Exercise - Reproduce the following records line for line, with no changes.

Supplied entries -
--- --- ---
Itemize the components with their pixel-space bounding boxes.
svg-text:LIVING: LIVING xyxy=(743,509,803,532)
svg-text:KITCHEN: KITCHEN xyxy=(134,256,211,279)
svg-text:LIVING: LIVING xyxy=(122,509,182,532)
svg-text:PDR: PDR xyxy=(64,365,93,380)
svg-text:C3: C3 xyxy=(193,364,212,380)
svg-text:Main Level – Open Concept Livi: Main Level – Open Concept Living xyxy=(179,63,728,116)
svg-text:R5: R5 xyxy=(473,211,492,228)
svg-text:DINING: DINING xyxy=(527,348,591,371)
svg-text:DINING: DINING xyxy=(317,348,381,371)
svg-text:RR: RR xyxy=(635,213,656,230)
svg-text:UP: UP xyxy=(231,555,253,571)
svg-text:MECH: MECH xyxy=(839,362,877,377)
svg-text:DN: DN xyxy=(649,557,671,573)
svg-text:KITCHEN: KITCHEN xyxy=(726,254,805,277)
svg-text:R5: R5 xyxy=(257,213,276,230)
--- --- ---
Output for this task -
Itemize the components with their pixel-space bounding boxes.
svg-text:LIVING: LIVING xyxy=(743,509,803,532)
svg-text:KITCHEN: KITCHEN xyxy=(134,256,211,279)
svg-text:LIVING: LIVING xyxy=(122,509,182,532)
svg-text:PDR: PDR xyxy=(64,365,93,380)
svg-text:C3: C3 xyxy=(193,364,212,380)
svg-text:Main Level – Open Concept Livi: Main Level – Open Concept Living xyxy=(179,63,728,116)
svg-text:R5: R5 xyxy=(473,211,492,228)
svg-text:DINING: DINING xyxy=(527,348,591,371)
svg-text:DINING: DINING xyxy=(317,348,381,371)
svg-text:RR: RR xyxy=(635,213,656,230)
svg-text:UP: UP xyxy=(231,555,253,571)
svg-text:MECH: MECH xyxy=(839,362,877,377)
svg-text:DN: DN xyxy=(649,557,671,573)
svg-text:KITCHEN: KITCHEN xyxy=(726,254,805,277)
svg-text:R5: R5 xyxy=(257,213,276,230)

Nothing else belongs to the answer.